Quote the full listing word for word.

## Data shown
_ _ _
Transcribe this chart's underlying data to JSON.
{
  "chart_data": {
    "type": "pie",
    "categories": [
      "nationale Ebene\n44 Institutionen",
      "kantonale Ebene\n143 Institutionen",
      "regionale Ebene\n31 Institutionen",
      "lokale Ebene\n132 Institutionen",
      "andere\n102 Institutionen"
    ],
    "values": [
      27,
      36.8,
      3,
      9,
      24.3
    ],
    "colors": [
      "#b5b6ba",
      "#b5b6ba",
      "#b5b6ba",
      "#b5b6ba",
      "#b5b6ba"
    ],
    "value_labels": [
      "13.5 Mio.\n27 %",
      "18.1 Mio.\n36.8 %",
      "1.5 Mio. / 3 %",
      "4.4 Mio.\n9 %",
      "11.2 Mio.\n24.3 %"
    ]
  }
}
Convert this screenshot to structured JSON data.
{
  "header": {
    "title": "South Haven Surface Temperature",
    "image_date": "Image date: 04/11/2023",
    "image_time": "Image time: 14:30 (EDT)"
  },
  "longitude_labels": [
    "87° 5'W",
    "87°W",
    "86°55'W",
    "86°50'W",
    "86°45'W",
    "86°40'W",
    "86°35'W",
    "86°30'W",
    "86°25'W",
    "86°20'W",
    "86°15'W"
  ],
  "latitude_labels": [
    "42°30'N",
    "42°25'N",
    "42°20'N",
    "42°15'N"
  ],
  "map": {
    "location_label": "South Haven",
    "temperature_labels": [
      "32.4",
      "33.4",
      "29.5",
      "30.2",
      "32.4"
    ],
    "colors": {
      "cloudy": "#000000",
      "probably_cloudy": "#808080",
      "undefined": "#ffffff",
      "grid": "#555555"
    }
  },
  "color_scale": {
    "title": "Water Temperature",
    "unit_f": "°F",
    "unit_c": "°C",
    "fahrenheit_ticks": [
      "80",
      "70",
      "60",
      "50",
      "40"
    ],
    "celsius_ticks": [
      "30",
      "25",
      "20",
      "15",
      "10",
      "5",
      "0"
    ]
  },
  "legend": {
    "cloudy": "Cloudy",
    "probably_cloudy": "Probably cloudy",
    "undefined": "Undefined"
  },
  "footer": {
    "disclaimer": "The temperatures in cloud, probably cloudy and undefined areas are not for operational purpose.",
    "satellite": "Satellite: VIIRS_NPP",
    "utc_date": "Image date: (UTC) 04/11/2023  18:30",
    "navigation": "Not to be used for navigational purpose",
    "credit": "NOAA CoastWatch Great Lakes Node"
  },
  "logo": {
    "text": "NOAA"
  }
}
_ _ _
## Task result
Transcribe this chart's underlying data to JSON.
{
  "chart_data": {
    "type": "pie",
    "categories": [
      "nationale Ebene\n44 Institutionen",
      "kantonale Ebene\n143 Institutionen",
      "regionale Ebene\n31 Institutionen",
      "lokale Ebene\n132 Institutionen",
      "andere\n102 Institutionen"
    ],
    "values": [
      27,
      36.8,
      3,
      9,
      24.3
    ],
    "colors": [
      "#b5b6ba",
      "#b5b6ba",
      "#b5b6ba",
      "#b5b6ba",
      "#b5b6ba"
    ],
    "value_labels": [
      "13.5 Mio.\n27 %",
      "18.1 Mio.\n36.8 %",
      "1.5 Mio. / 3 %",
      "4.4 Mio.\n9 %",
      "11.2 Mio.\n24.3 %"
    ]
  }
}
Convert this screenshot to structured JSON data.
{
  "header": {
    "title": "South Haven Surface Temperature",
    "image_date": "Image date: 04/11/2023",
    "image_time": "Image time: 14:30 (EDT)"
  },
  "longitude_labels": [
    "87° 5'W",
    "87°W",
    "86°55'W",
    "86°50'W",
    "86°45'W",
    "86°40'W",
    "86°35'W",
    "86°30'W",
    "86°25'W",
    "86°20'W",
    "86°15'W"
  ],
  "latitude_labels": [
    "42°30'N",
    "42°25'N",
    "42°20'N",
    "42°15'N"
  ],
  "map": {
    "location_label": "South Haven",
    "temperature_labels": [
      "32.4",
      "33.4",
      "29.5",
      "30.2",
      "32.4"
    ],
    "colors": {
      "cloudy": "#000000",
      "probably_cloudy": "#808080",
      "undefined": "#ffffff",
      "grid": "#555555"
    }
  },
  "color_scale": {
    "title": "Water Temperature",
    "unit_f": "°F",
    "unit_c": "°C",
    "fahrenheit_ticks": [
      "80",
      "70",
      "60",
      "50",
      "40"
    ],
    "celsius_ticks": [
      "30",
      "25",
      "20",
      "15",
      "10",
      "5",
      "0"
    ]
  },
  "legend": {
    "cloudy": "Cloudy",
    "probably_cloudy": "Probably cloudy",
    "undefined": "Undefined"
  },
  "footer": {
    "disclaimer": "The temperatures in cloud, probably cloudy and undefined areas are not for operational purpose.",
    "satellite": "Satellite: VIIRS_NPP",
    "utc_date": "Image date: (UTC) 04/11/2023  18:30",
    "navigation": "Not to be used for navigational purpose",
    "credit": "NOAA CoastWatch Great Lakes Node"
  },
  "logo": {
    "text": "NOAA"
  }
}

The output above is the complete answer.